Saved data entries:
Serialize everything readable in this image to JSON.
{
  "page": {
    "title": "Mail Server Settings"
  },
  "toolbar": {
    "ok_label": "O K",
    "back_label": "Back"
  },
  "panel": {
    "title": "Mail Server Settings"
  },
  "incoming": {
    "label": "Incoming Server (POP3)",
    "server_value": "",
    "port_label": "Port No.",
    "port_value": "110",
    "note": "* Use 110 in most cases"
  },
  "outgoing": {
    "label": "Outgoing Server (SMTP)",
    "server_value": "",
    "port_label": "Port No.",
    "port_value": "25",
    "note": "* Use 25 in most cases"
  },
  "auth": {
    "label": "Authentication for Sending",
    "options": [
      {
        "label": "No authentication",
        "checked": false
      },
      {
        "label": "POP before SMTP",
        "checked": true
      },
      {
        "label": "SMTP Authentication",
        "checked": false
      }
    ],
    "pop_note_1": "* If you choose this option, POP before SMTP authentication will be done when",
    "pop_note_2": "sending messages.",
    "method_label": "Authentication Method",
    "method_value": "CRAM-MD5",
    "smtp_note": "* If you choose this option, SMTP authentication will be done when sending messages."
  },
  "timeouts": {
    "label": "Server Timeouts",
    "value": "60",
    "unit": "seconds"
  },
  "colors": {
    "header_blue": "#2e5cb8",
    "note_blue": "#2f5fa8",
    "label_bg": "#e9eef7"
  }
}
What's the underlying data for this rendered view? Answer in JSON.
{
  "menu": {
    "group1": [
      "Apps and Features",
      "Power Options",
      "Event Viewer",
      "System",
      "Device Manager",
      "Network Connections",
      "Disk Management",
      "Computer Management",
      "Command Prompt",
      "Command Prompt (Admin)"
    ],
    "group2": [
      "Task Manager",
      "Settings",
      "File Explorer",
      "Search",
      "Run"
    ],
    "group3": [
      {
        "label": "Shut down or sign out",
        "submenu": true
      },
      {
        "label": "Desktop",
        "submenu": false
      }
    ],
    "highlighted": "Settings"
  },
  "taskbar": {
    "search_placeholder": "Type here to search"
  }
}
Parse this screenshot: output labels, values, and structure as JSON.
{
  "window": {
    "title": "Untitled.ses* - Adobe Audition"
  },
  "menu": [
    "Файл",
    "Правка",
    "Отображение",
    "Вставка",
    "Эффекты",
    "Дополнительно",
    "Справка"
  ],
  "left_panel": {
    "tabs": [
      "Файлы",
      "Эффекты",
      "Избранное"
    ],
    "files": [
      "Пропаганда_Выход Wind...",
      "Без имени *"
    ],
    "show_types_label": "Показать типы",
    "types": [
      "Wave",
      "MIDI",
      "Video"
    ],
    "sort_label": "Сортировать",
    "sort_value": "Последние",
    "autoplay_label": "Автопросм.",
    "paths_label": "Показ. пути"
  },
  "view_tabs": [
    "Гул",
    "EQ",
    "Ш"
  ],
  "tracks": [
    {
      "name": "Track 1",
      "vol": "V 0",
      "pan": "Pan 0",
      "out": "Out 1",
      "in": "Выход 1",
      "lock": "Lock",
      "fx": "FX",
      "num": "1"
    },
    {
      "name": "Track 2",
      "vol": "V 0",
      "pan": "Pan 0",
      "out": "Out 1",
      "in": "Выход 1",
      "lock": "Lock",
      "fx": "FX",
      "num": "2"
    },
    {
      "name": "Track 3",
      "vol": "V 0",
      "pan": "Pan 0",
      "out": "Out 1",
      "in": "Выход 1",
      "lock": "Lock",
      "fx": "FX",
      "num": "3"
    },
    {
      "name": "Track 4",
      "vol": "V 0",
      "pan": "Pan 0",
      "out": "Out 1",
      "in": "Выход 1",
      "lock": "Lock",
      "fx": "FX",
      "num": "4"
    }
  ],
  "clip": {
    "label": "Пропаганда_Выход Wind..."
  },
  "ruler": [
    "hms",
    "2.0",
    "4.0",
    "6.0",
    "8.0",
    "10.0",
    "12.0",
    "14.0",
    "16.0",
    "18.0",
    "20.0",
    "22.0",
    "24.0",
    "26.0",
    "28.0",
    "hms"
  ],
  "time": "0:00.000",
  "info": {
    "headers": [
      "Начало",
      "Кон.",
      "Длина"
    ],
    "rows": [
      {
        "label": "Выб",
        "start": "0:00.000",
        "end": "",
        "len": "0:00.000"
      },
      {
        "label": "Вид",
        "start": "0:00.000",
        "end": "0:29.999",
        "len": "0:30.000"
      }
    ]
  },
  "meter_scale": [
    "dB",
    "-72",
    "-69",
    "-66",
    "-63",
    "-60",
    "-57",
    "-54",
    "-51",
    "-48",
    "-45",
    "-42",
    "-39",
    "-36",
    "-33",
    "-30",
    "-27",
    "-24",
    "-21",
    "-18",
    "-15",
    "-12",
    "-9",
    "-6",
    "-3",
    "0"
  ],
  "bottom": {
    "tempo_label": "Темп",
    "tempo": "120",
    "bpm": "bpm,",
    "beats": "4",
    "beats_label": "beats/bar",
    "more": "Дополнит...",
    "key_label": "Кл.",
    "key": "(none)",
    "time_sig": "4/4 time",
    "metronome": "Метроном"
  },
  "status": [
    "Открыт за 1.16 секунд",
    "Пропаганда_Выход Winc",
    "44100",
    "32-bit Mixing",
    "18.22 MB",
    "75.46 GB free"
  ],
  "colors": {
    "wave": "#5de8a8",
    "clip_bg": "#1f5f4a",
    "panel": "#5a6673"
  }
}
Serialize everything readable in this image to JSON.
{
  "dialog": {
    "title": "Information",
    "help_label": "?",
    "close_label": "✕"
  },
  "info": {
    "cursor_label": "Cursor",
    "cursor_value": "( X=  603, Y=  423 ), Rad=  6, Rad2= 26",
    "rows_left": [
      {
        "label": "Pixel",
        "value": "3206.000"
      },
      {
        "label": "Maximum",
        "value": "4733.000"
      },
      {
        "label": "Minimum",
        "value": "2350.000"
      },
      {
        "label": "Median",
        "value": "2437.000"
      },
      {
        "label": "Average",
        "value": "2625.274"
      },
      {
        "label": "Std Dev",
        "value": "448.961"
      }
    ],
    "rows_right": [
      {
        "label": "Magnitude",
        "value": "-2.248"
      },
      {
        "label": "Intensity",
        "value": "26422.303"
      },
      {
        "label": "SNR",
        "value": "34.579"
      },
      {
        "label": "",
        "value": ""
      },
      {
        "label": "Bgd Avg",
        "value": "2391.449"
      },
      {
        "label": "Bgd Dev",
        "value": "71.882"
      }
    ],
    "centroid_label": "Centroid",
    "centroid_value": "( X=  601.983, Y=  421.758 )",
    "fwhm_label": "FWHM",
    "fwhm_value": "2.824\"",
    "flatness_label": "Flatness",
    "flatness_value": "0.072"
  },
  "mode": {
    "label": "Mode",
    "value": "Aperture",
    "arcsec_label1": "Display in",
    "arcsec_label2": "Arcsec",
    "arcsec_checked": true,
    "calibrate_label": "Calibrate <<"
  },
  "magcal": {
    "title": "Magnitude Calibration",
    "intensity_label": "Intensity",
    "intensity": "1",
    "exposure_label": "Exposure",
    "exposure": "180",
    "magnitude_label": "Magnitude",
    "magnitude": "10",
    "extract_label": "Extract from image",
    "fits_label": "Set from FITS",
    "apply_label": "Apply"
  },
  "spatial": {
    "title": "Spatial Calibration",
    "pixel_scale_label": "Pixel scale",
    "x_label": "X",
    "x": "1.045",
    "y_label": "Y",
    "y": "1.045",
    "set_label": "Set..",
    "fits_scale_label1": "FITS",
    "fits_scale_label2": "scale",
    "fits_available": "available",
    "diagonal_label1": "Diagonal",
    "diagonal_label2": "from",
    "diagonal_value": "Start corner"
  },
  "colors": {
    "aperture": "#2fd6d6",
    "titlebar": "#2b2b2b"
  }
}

# [TASK BRIEF]
Make an exact copy of the listing, including every line.

# [RESPONSE TO THE EXERCISE]
Serialize everything readable in this image to JSON.
{
  "page": {
    "title": "Mail Server Settings"
  },
  "toolbar": {
    "ok_label": "O K",
    "back_label": "Back"
  },
  "panel": {
    "title": "Mail Server Settings"
  },
  "incoming": {
    "label": "Incoming Server (POP3)",
    "server_value": "",
    "port_label": "Port No.",
    "port_value": "110",
    "note": "* Use 110 in most cases"
  },
  "outgoing": {
    "label": "Outgoing Server (SMTP)",
    "server_value": "",
    "port_label": "Port No.",
    "port_value": "25",
    "note": "* Use 25 in most cases"
  },
  "auth": {
    "label": "Authentication for Sending",
    "options": [
      {
        "label": "No authentication",
        "checked": false
      },
      {
        "label": "POP before SMTP",
        "checked": true
      },
      {
        "label": "SMTP Authentication",
        "checked": false
      }
    ],
    "pop_note_1": "* If you choose this option, POP before SMTP authentication will be done when",
    "pop_note_2": "sending messages.",
    "method_label": "Authentication Method",
    "method_value": "CRAM-MD5",
    "smtp_note": "* If you choose this option, SMTP authentication will be done when sending messages."
  },
  "timeouts": {
    "label": "Server Timeouts",
    "value": "60",
    "unit": "seconds"
  },
  "colors": {
    "header_blue": "#2e5cb8",
    "note_blue": "#2f5fa8",
    "label_bg": "#e9eef7"
  }
}
What's the underlying data for this rendered view? Answer in JSON.
{
  "menu": {
    "group1": [
      "Apps and Features",
      "Power Options",
      "Event Viewer",
      "System",
      "Device Manager",
      "Network Connections",
      "Disk Management",
      "Computer Management",
      "Command Prompt",
      "Command Prompt (Admin)"
    ],
    "group2": [
      "Task Manager",
      "Settings",
      "File Explorer",
      "Search",
      "Run"
    ],
    "group3": [
      {
        "label": "Shut down or sign out",
        "submenu": true
      },
      {
        "label": "Desktop",
        "submenu": false
      }
    ],
    "highlighted": "Settings"
  },
  "taskbar": {
    "search_placeholder": "Type here to search"
  }
}
Parse this screenshot: output labels, values, and structure as JSON.
{
  "window": {
    "title": "Untitled.ses* - Adobe Audition"
  },
  "menu": [
    "Файл",
    "Правка",
    "Отображение",
    "Вставка",
    "Эффекты",
    "Дополнительно",
    "Справка"
  ],
  "left_panel": {
    "tabs": [
      "Файлы",
      "Эффекты",
      "Избранное"
    ],
    "files": [
      "Пропаганда_Выход Wind...",
      "Без имени *"
    ],
    "show_types_label": "Показать типы",
    "types": [
      "Wave",
      "MIDI",
      "Video"
    ],
    "sort_label": "Сортировать",
    "sort_value": "Последние",
    "autoplay_label": "Автопросм.",
    "paths_label": "Показ. пути"
  },
  "view_tabs": [
    "Гул",
    "EQ",
    "Ш"
  ],
  "tracks": [
    {
      "name": "Track 1",
      "vol": "V 0",
      "pan": "Pan 0",
      "out": "Out 1",
      "in": "Выход 1",
      "lock": "Lock",
      "fx": "FX",
      "num": "1"
    },
    {
      "name": "Track 2",
      "vol": "V 0",
      "pan": "Pan 0",
      "out": "Out 1",
      "in": "Выход 1",
      "lock": "Lock",
      "fx": "FX",
      "num": "2"
    },
    {
      "name": "Track 3",
      "vol": "V 0",
      "pan": "Pan 0",
      "out": "Out 1",
      "in": "Выход 1",
      "lock": "Lock",
      "fx": "FX",
      "num": "3"
    },
    {
      "name": "Track 4",
      "vol": "V 0",
      "pan": "Pan 0",
      "out": "Out 1",
      "in": "Выход 1",
      "lock": "Lock",
      "fx": "FX",
      "num": "4"
    }
  ],
  "clip": {
    "label": "Пропаганда_Выход Wind..."
  },
  "ruler": [
    "hms",
    "2.0",
    "4.0",
    "6.0",
    "8.0",
    "10.0",
    "12.0",
    "14.0",
    "16.0",
    "18.0",
    "20.0",
    "22.0",
    "24.0",
    "26.0",
    "28.0",
    "hms"
  ],
  "time": "0:00.000",
  "info": {
    "headers": [
      "Начало",
      "Кон.",
      "Длина"
    ],
    "rows": [
      {
        "label": "Выб",
        "start": "0:00.000",
        "end": "",
        "len": "0:00.000"
      },
      {
        "label": "Вид",
        "start": "0:00.000",
        "end": "0:29.999",
        "len": "0:30.000"
      }
    ]
  },
  "meter_scale": [
    "dB",
    "-72",
    "-69",
    "-66",
    "-63",
    "-60",
    "-57",
    "-54",
    "-51",
    "-48",
    "-45",
    "-42",
    "-39",
    "-36",
    "-33",
    "-30",
    "-27",
    "-24",
    "-21",
    "-18",
    "-15",
    "-12",
    "-9",
    "-6",
    "-3",
    "0"
  ],
  "bottom": {
    "tempo_label": "Темп",
    "tempo": "120",
    "bpm": "bpm,",
    "beats": "4",
    "beats_label": "beats/bar",
    "more": "Дополнит...",
    "key_label": "Кл.",
    "key": "(none)",
    "time_sig": "4/4 time",
    "metronome": "Метроном"
  },
  "status": [
    "Открыт за 1.16 секунд",
    "Пропаганда_Выход Winc",
    "44100",
    "32-bit Mixing",
    "18.22 MB",
    "75.46 GB free"
  ],
  "colors": {
    "wave": "#5de8a8",
    "clip_bg": "#1f5f4a",
    "panel": "#5a6673"
  }
}
Serialize everything readable in this image to JSON.
{
  "dialog": {
    "title": "Information",
    "help_label": "?",
    "close_label": "✕"
  },
  "info": {
    "cursor_label": "Cursor",
    "cursor_value": "( X=  603, Y=  423 ), Rad=  6, Rad2= 26",
    "rows_left": [
      {
        "label": "Pixel",
        "value": "3206.000"
      },
      {
        "label": "Maximum",
        "value": "4733.000"
      },
      {
        "label": "Minimum",
        "value": "2350.000"
      },
      {
        "label": "Median",
        "value": "2437.000"
      },
      {
        "label": "Average",
        "value": "2625.274"
      },
      {
        "label": "Std Dev",
        "value": "448.961"
      }
    ],
    "rows_right": [
      {
        "label": "Magnitude",
        "value": "-2.248"
      },
      {
        "label": "Intensity",
        "value": "26422.303"
      },
      {
        "label": "SNR",
        "value": "34.579"
      },
      {
        "label": "",
        "value": ""
      },
      {
        "label": "Bgd Avg",
        "value": "2391.449"
      },
      {
        "label": "Bgd Dev",
        "value": "71.882"
      }
    ],
    "centroid_label": "Centroid",
    "centroid_value": "( X=  601.983, Y=  421.758 )",
    "fwhm_label": "FWHM",
    "fwhm_value": "2.824\"",
    "flatness_label": "Flatness",
    "flatness_value": "0.072"
  },
  "mode": {
    "label": "Mode",
    "value": "Aperture",
    "arcsec_label1": "Display in",
    "arcsec_label2": "Arcsec",
    "arcsec_checked": true,
    "calibrate_label": "Calibrate <<"
  },
  "magcal": {
    "title": "Magnitude Calibration",
    "intensity_label": "Intensity",
    "intensity": "1",
    "exposure_label": "Exposure",
    "exposure": "180",
    "magnitude_label": "Magnitude",
    "magnitude": "10",
    "extract_label": "Extract from image",
    "fits_label": "Set from FITS",
    "apply_label": "Apply"
  },
  "spatial": {
    "title": "Spatial Calibration",
    "pixel_scale_label": "Pixel scale",
    "x_label": "X",
    "x": "1.045",
    "y_label": "Y",
    "y": "1.045",
    "set_label": "Set..",
    "fits_scale_label1": "FITS",
    "fits_scale_label2": "scale",
    "fits_available": "available",
    "diagonal_label1": "Diagonal",
    "diagonal_label2": "from",
    "diagonal_value": "Start corner"
  },
  "colors": {
    "aperture": "#2fd6d6",
    "titlebar": "#2b2b2b"
  }
}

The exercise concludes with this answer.